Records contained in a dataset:
********************

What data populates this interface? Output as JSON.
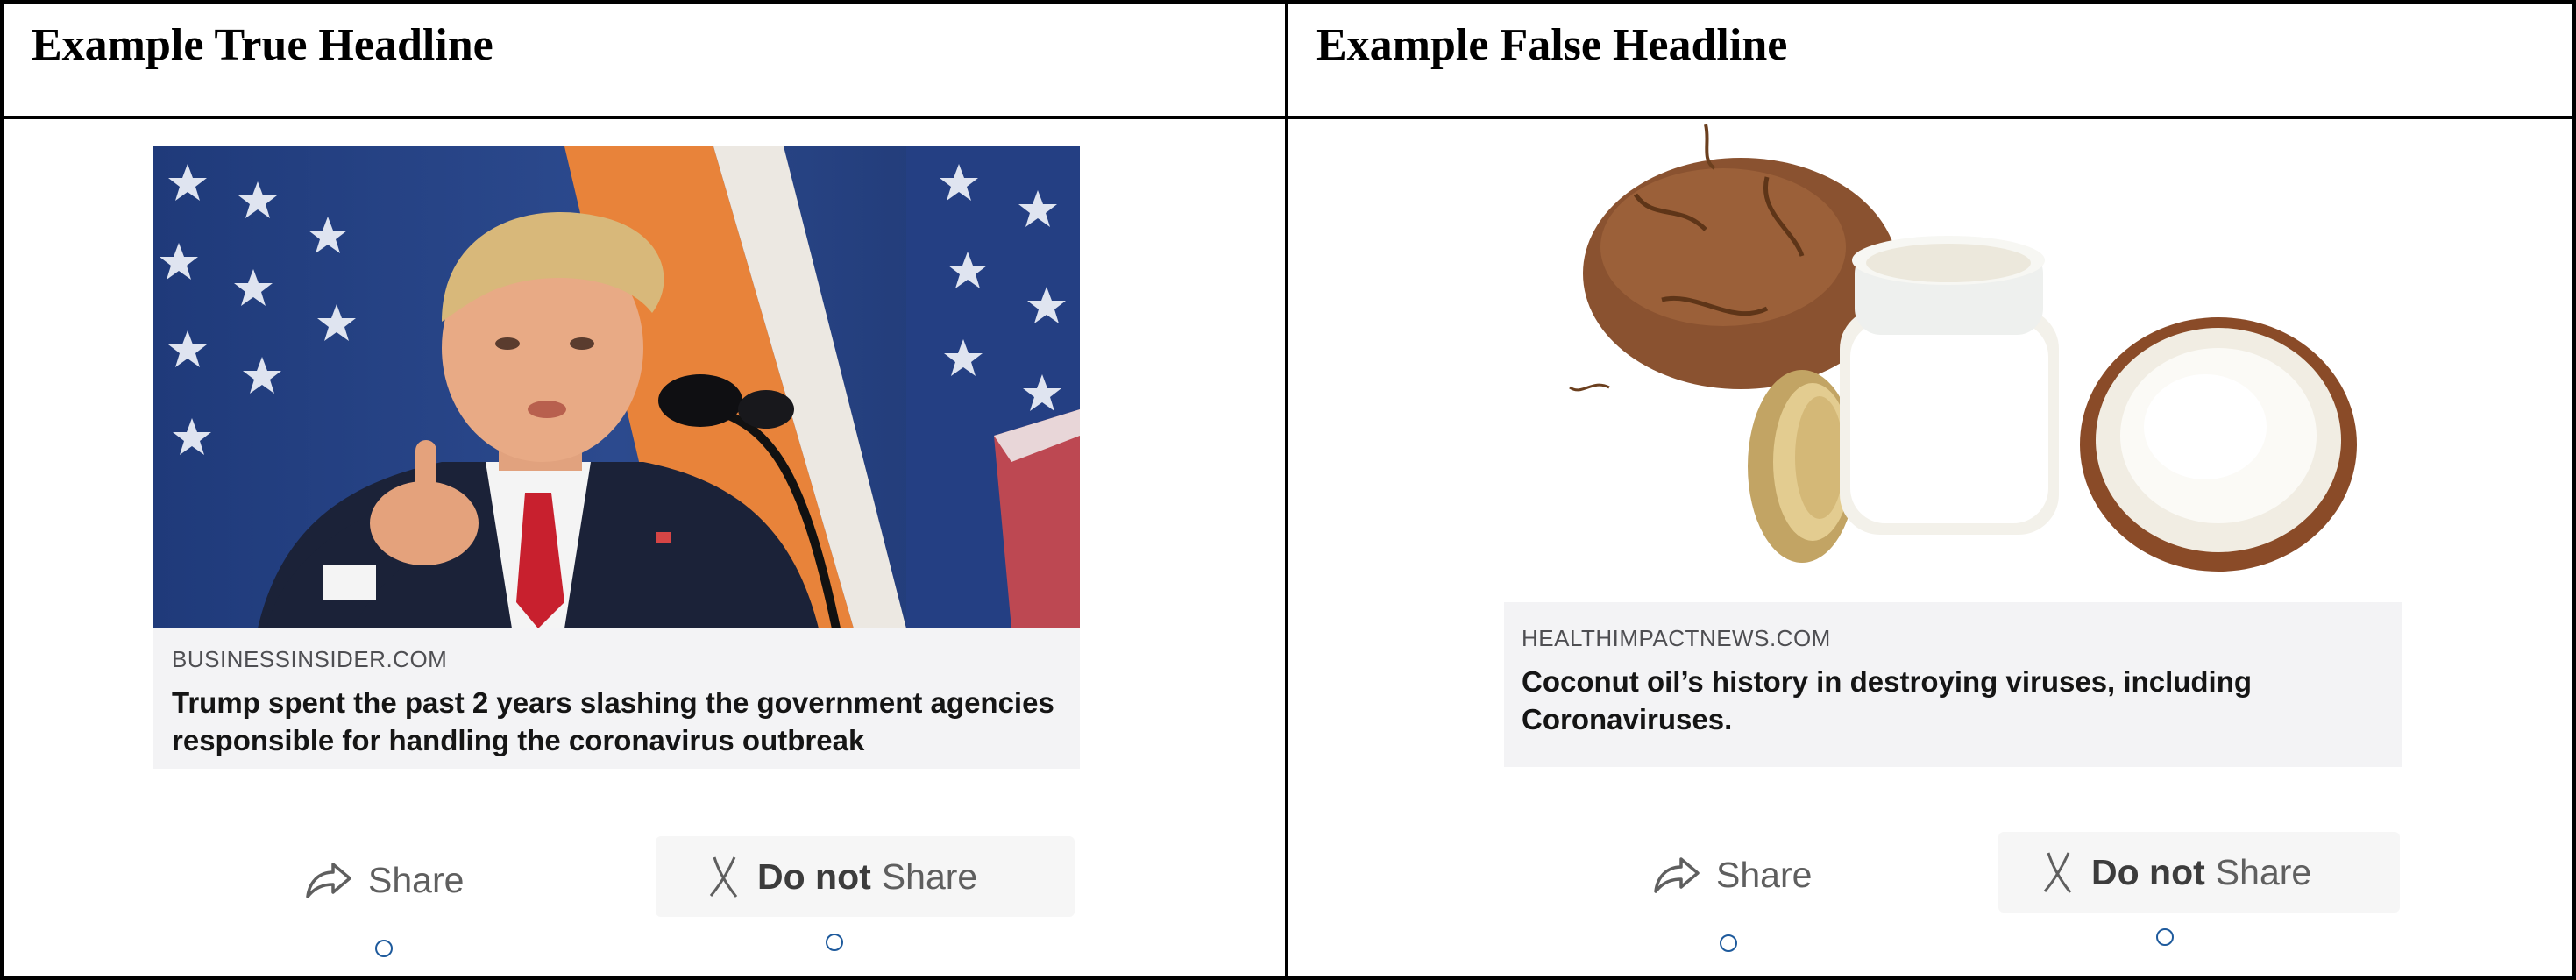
{
  "left_panel": {
    "header": "Example True Headline",
    "card": {
      "domain": "BUSINESSINSIDER.COM",
      "title": "Trump spent the past 2 years slashing the government agencies responsible for handling the coronavirus outbreak"
    },
    "share_label": "Share",
    "do_not_label": "Do not",
    "do_not_share_label": "Share"
  },
  "right_panel": {
    "header": "Example False Headline",
    "card": {
      "domain": "HEALTHIMPACTNEWS.COM",
      "title": "Coconut oil’s history in destroying viruses, including Coronaviruses."
    },
    "share_label": "Share",
    "do_not_label": "Do not",
    "do_not_share_label": "Share"
  },
  "icons": {
    "share": "share-arrow-icon",
    "do_not_share": "x-mark-icon"
  },
  "colors": {
    "radio_border": "#1e5a9c",
    "card_meta_bg": "#f3f3f5"
  }
}
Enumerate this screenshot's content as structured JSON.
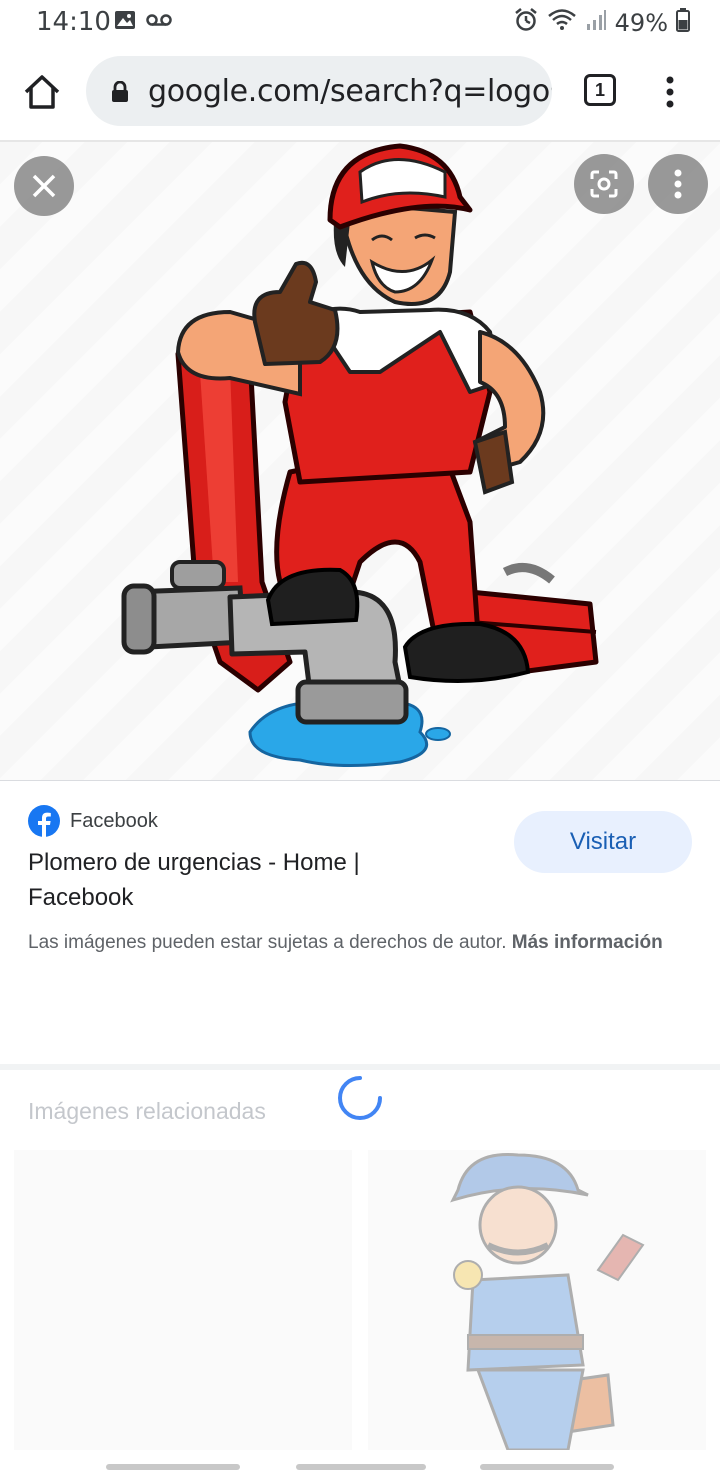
{
  "status_bar": {
    "time": "14:10",
    "battery": "49%",
    "icons": [
      "image-icon",
      "voicemail-icon",
      "alarm-icon",
      "wifi-icon",
      "signal-icon",
      "battery-icon"
    ]
  },
  "browser": {
    "url": "google.com/search?q=logos",
    "tab_count": "1",
    "icons": [
      "home-icon",
      "lock-icon",
      "tabs-icon",
      "menu-icon"
    ]
  },
  "viewer": {
    "image_alt": "Plumber cartoon with pipe wrench and toolbox",
    "icons": [
      "close-icon",
      "lens-icon",
      "more-icon"
    ]
  },
  "result": {
    "source": "Facebook",
    "title": "Plomero de urgencias - Home | Facebook",
    "visit_label": "Visitar",
    "copyright_text": "Las imágenes pueden estar sujetas a derechos de autor.",
    "more_info_label": "Más información"
  },
  "related": {
    "heading": "Imágenes relacionadas"
  },
  "colors": {
    "accent_blue": "#1a73e8",
    "visit_bg": "#e8f0fe",
    "overall_red": "#e0201c",
    "facebook_blue": "#1877f2"
  }
}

********************

Return the data above unchanged. Pictures are not part of the copy.

Answer to this task
What data populates this interface? Output as JSON.
{
  "left_panel": {
    "header": "Example True Headline",
    "card": {
      "domain": "BUSINESSINSIDER.COM",
      "title": "Trump spent the past 2 years slashing the government agencies responsible for handling the coronavirus outbreak"
    },
    "share_label": "Share",
    "do_not_label": "Do not",
    "do_not_share_label": "Share"
  },
  "right_panel": {
    "header": "Example False Headline",
    "card": {
      "domain": "HEALTHIMPACTNEWS.COM",
      "title": "Coconut oil’s history in destroying viruses, including Coronaviruses."
    },
    "share_label": "Share",
    "do_not_label": "Do not",
    "do_not_share_label": "Share"
  },
  "icons": {
    "share": "share-arrow-icon",
    "do_not_share": "x-mark-icon"
  },
  "colors": {
    "radio_border": "#1e5a9c",
    "card_meta_bg": "#f3f3f5"
  }
}
Enumerate this screenshot's content as structured JSON.
{
  "status_bar": {
    "time": "14:10",
    "battery": "49%",
    "icons": [
      "image-icon",
      "voicemail-icon",
      "alarm-icon",
      "wifi-icon",
      "signal-icon",
      "battery-icon"
    ]
  },
  "browser": {
    "url": "google.com/search?q=logos",
    "tab_count": "1",
    "icons": [
      "home-icon",
      "lock-icon",
      "tabs-icon",
      "menu-icon"
    ]
  },
  "viewer": {
    "image_alt": "Plumber cartoon with pipe wrench and toolbox",
    "icons": [
      "close-icon",
      "lens-icon",
      "more-icon"
    ]
  },
  "result": {
    "source": "Facebook",
    "title": "Plomero de urgencias - Home | Facebook",
    "visit_label": "Visitar",
    "copyright_text": "Las imágenes pueden estar sujetas a derechos de autor.",
    "more_info_label": "Más información"
  },
  "related": {
    "heading": "Imágenes relacionadas"
  },
  "colors": {
    "accent_blue": "#1a73e8",
    "visit_bg": "#e8f0fe",
    "overall_red": "#e0201c",
    "facebook_blue": "#1877f2"
  }
}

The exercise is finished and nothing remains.